**TASK GOAL:**
Identify every line containing the word "text" and reproduce each one.

**RECORDS:**
————

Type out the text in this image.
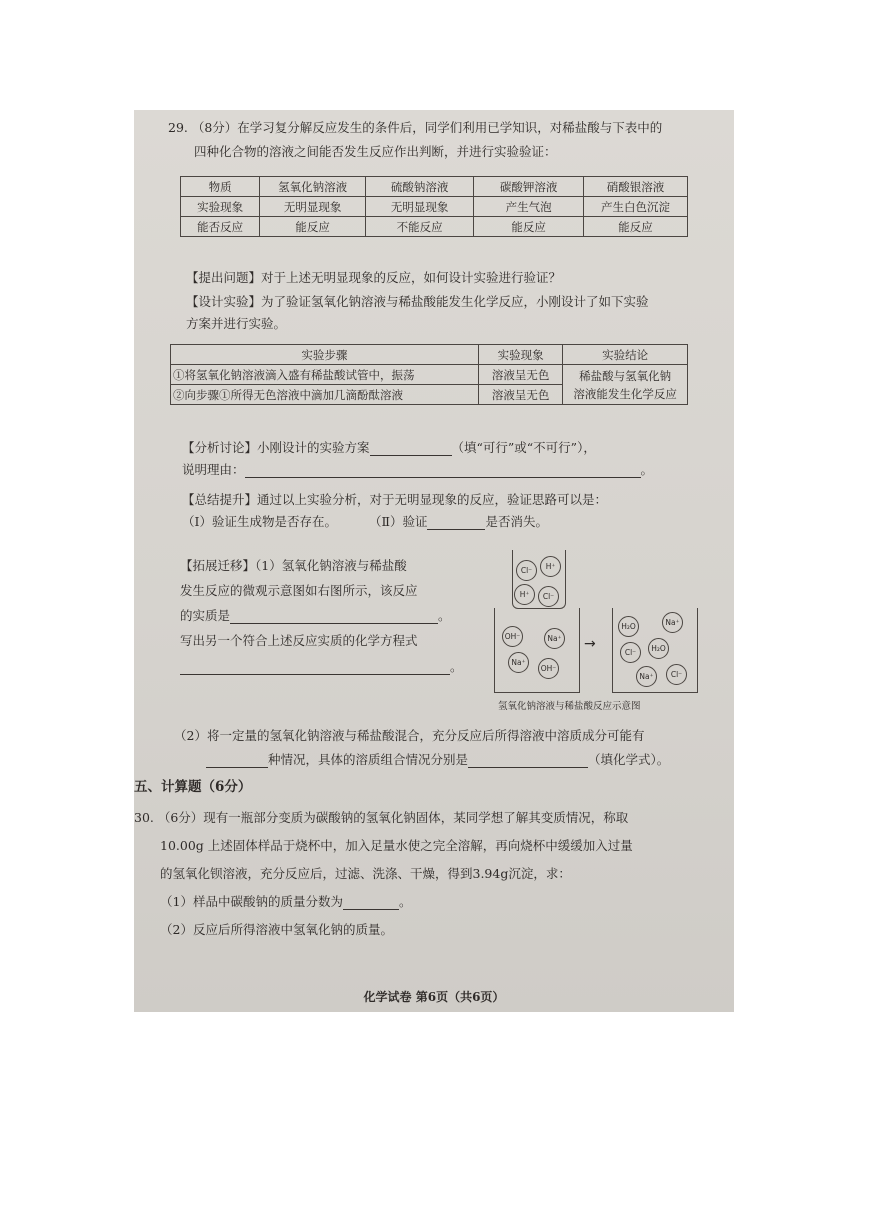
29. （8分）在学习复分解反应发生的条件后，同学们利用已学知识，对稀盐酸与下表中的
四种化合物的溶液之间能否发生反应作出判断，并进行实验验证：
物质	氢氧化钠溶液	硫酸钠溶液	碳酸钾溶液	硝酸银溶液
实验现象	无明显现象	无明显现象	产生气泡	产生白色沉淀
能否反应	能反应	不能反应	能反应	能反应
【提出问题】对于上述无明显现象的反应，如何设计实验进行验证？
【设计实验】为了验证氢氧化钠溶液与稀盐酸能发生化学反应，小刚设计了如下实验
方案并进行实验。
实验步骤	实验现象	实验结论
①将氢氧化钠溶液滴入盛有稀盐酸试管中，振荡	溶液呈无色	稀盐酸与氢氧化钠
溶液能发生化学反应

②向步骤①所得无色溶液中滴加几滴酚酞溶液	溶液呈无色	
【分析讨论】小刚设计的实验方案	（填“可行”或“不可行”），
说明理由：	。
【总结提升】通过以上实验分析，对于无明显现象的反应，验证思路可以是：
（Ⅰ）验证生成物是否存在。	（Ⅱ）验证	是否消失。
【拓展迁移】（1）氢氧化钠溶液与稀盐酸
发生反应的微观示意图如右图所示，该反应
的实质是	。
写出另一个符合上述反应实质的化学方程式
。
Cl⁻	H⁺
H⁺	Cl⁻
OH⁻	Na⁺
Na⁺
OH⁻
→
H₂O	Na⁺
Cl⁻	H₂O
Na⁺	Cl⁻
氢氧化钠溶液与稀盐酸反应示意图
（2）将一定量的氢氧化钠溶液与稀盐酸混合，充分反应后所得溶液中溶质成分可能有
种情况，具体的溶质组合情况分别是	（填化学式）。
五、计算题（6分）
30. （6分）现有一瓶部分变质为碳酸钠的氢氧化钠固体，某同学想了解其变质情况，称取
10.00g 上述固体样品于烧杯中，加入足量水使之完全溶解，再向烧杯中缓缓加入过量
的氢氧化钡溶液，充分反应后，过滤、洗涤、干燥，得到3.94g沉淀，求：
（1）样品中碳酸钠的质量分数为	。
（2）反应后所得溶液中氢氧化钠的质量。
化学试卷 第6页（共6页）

————

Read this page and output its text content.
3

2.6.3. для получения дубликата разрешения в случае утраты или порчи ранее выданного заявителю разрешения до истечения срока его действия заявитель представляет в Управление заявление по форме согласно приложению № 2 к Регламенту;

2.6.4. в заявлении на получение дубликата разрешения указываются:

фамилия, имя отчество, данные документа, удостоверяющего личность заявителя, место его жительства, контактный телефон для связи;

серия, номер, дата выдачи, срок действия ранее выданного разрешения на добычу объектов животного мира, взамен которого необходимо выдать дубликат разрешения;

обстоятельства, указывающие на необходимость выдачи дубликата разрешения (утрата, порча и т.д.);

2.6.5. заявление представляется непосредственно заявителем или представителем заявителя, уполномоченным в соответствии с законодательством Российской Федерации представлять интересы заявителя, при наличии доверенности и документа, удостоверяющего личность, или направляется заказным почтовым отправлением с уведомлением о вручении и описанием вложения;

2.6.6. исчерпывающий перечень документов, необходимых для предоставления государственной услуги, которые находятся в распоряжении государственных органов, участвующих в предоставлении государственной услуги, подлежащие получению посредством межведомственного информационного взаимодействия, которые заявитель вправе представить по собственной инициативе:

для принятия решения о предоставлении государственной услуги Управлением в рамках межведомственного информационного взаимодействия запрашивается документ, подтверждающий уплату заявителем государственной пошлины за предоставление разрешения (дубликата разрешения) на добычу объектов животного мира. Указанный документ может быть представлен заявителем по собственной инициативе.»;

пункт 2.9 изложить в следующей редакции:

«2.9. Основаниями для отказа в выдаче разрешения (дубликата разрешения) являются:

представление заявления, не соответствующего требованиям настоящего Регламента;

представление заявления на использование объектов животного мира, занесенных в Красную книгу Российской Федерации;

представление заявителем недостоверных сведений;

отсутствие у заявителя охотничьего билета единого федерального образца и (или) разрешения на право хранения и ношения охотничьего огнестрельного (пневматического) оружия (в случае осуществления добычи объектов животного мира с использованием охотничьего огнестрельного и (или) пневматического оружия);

————

**EXERCISE RESPONSE:**
Type out the text in this image.
Read this page and output its text content.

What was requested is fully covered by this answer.